### Письменное задание A:
Представьте в виде списка строк JSON записи от строки с «cell-launchers: [50] xyxy=(292,151,316,165)» до строки с «table-row xyxy=(6,301,546,324)» включительно: по одной строке списка на каждую строку записей, пустые строки не включайте.

### Цитируемый фрагмент:
####

Сознание общности интересов внутри определенного политического образования составляло главный элемент представительства. Там, где такое сознание отсутствовало или складывалось с трудом, например на территориях, подвластных итальянским городским республикам, представительные институты не развивались. Гораздо легче оно могло появиться в такой большой стране, как Англия, где парламент со временем начал выражать интересы всего королевства. Но в большинстве случаев индивидуальную лояльность ограничивали более узкие горизонты, не выходившие за пределы отдельного графства, герцогства или провинции. В XIV и XV вв. представительные учреждения развивались в рамках именно таких административных единиц; это способствовало формированию общественного самосознания в более широких масштабах и в то же время консолидировало самосознание различных представительных групп и объединений. Тем самым старинная модель общества трех сословий – духовенства, рыцарства и простого народа – получила свою осязаемую форму в сословном представительстве.

Именно здесь мы должны искать причину поразительно широкого распространения представительных учреждений в христианской Европе, которыми пронизано все общество сверху донизу. Они выполняли две основные функции: во-первых, укрепляли сознание общности в существовавших тогда политических образованиях, во-вторых, регулировали отношения между правителем страны и его наиболее могущественными подданными. Следует учесть, что общества той эпохи были построены на гораздо более сложных отношениях, чем сеньориально-вассальные отношения IX–X вв.

Ассамблеи, парламенты, кортесы, ландтаги (сеймы), штаты и прочие подобные органы, именуемые по-разному, отличались друг от друга устройством, соответствовавшим общественной структуре данной страны и особенностям своего возникновения. В большинстве областей Франции и Испании, а также в некоторых итальянских и немецких княжествах собрания формировались на основе трех традиционных сословий: духовенства, дворянства и простого народа (обычно представители городских корпораций). В других собраниях, например в английских парламентах, духовенство и бароны были объединены в одну палату, а представители местной знати и городов – в другую. В одних странах, скажем в Швеции, а также в Тироле и в некоторых провинциях Франции свободные крестьяне тоже имели своих представителей; в других, например в Польше и Венгрии, знать фактически вытеснила представителей городов. В больших странах, таких как Франция или Польша, или в странах, которые лишь недавно «сложились» из отдельных частей (как Нидерланды), развивались и провинциальные, и общегосударственные собрания, причем последние представляли всю страну или по меньшей мере несколько административно-политических единиц, объединенных одной властью.

####

Данные о координатах макета:
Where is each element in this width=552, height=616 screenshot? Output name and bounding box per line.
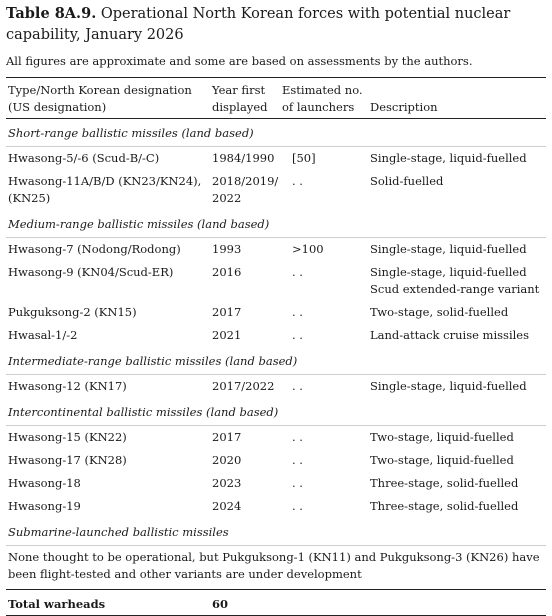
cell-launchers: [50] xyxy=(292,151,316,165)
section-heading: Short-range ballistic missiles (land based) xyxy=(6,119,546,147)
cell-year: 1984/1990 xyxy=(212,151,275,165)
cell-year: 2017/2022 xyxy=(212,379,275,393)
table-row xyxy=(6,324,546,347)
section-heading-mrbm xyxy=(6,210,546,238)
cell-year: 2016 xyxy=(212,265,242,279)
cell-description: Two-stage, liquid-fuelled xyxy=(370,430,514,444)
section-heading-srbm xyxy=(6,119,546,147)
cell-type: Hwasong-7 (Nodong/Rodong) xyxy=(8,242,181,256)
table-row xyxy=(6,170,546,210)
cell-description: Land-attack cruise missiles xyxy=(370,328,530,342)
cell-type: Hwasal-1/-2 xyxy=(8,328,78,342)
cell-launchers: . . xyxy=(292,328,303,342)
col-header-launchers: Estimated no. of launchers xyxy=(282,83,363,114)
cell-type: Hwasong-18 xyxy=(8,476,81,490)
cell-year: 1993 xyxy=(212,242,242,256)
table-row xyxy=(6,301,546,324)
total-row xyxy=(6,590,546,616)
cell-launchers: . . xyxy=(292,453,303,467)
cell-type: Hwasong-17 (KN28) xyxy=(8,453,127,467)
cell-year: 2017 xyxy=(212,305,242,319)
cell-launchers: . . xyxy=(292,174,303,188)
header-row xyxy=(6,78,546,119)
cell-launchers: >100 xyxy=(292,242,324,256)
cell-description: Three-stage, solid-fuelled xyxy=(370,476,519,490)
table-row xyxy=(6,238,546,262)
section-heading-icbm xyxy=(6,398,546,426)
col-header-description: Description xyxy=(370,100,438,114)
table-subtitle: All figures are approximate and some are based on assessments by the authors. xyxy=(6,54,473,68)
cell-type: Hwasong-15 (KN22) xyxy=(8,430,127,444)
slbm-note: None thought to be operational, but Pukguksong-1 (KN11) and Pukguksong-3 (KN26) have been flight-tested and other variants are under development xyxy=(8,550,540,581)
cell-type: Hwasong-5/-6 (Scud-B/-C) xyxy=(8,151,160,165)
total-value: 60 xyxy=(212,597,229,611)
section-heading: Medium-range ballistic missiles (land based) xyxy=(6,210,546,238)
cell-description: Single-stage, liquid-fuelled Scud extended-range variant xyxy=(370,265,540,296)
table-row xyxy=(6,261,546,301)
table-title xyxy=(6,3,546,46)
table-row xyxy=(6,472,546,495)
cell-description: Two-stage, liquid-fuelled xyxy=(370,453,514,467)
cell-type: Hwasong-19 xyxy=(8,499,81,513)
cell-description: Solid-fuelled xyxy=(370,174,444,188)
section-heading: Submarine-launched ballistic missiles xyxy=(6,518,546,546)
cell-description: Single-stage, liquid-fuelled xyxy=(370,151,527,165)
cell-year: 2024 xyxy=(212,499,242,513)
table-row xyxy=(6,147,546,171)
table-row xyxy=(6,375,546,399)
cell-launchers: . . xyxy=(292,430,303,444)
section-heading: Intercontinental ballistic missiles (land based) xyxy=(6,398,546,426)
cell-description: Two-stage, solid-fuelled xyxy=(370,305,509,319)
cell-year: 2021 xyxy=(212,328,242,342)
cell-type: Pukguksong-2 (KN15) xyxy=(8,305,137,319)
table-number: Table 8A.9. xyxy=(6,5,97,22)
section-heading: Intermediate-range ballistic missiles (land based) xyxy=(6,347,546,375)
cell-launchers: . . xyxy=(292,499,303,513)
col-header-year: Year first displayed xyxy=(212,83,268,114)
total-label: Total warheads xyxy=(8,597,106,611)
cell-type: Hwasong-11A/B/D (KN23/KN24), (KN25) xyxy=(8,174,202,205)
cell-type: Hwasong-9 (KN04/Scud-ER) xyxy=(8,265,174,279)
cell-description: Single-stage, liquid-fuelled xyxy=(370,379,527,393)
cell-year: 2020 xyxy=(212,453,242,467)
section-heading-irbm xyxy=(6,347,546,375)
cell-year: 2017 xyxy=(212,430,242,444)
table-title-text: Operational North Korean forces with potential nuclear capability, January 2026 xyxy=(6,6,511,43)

####

### Письменное задание B:
Напишите продолжение фрагмента о сословно-представительных учреждениях христианской Европы, начав сразу после его последнего предложения.

### Результат выполнения A:
[
  "cell-launchers: [50] xyxy=(292,151,316,165)",
  "section-heading: Short-range ballistic missiles (land based) xyxy=(6,119,546,147)",
  "cell-year: 1984/1990 xyxy=(212,151,275,165)",
  "cell-year: 2017/2022 xyxy=(212,379,275,393)",
  "table-row xyxy=(6,324,546,347)",
  "section-heading-mrbm xyxy=(6,210,546,238)",
  "cell-year: 2016 xyxy=(212,265,242,279)",
  "cell-description: Two-stage, liquid-fuelled xyxy=(370,430,514,444)",
  "section-heading-srbm xyxy=(6,119,546,147)",
  "cell-type: Hwasong-7 (Nodong/Rodong) xyxy=(8,242,181,256)",
  "table-row xyxy=(6,170,546,210)",
  "cell-description: Land-attack cruise missiles xyxy=(370,328,530,342)",
  "cell-type: Hwasal-1/-2 xyxy=(8,328,78,342)",
  "cell-launchers: . . xyxy=(292,328,303,342)",
  "col-header-launchers: Estimated no. of launchers xyxy=(282,83,363,114)",
  "cell-type: Hwasong-18 xyxy=(8,476,81,490)",
  "cell-year: 1993 xyxy=(212,242,242,256)",
  "table-row xyxy=(6,301,546,324)"
]

### Результат выполнения B:
Ни одно из этих представительных собраний не было демократическим в современном смысле слова. Представительство почти никогда не осуществлялось на общей выборной основе: право представительства обычно давалось как привилегия – богатым корпорациям, отдельным группам населения или регионам. Их интересы и политический кругозор были, как правило, очень узкими, а их представители редко могли судить о проблемах общеполитического характера; многие из них к тому же были коррумпированы. Однако, когда члены собраний требовали от правителя соблюдения их привилегий, они тем самым защищали власть закона против открытого произвола; когда они пытались ограничить налоговые аппетиты правителя, они защищали интересы непривилегированных слоев населения; а когда настаивали на заключении международных договоров и критиковали агрессивную политику своего правителя, они способствовали (пусть и косвенно) смягчению худших черт международной анархии того времени.

Основная функция представительных собраний заключалась в регулировании и упорядочении отношений между правителем и подданными, но это не означало, конечно, что они были способны решить все проблемы, возникавшие в этой сфере. Правители считали парламент полезным в целом органом; но он нередко становился помехой или даже прямой угрозой существующей власти. Поэтому владетельные особы в известных случаях предпочитали править без парламента; но и они сами, и их подданные хорошо представляли себе, что это значит. Французско-нидерландский политик и историк Филипп де Комин (ок. 1447–1511), служивший и герцогу Бургундскому, и королю Франции и хорошо знавший, о чем говорит, риторически спрашивал: «Итак… хочу спросить, есть ли на земле такой король или сеньор, который мог бы облагать налогом подданных, помимо своего домена, без пожалования и согласия тех, кто должен его платить, не совершая при этом насилия и не превращаясь в тирана?»105 Старший современник Комина, главный судья Англии сэр Джон Фортескью (ок. 1385–1479) провел различие между dominium regale (абсолютная монархия) и dominium politicum et regale (конституционное правление): он имел в виду, что французский король может вводить налоги по своему усмотрению, в то время как английский король должен получить на это согласие парламента. В результате французы были буквально задавлены налогами и потому бедны.

Они пьют воду, а питаются яблоками и темным хлебом из ржи; мяса они совсем не видят, разве что у них бывает немного сала или потрохов от тех животных, которых убивают для знати и купцов. Шерстяной одежды они не носят… их жены и дети ходят босыми… Многие из них, кто раньше вносил господину за годовую аренду своего участка один щит, теперь вносит королю сверх этого щита еще пять. По этой причине они так задавлены нуждой, постоянной необходимостью бодрствования и непосильным трудом ради поддержания жизни, что сама их физическая природа пришла в негодность… Они стали сгорбленными и немощными, неспособными ни сражаться, ни защищать королевство…


Для защиты своей страны король Франции вынужден нанимать шотландцев, испанцев и немцев.

Вот каковы плоды jus regale… Но, хвала Богу, эта земля [Англия] управляется лучшим законом, а потому и люди здесь не живут в такой нужде и не терпят такого вреда для своего тела: они здоровы, и у них есть все необходимое для поддержания По этой причине у них довольно сил, чтобы отразить врагов королевства и победить другие королевства, которые могли бы причинить им вред. Вот каковы плоды jus politician et regale – закона, под которым мы живем106.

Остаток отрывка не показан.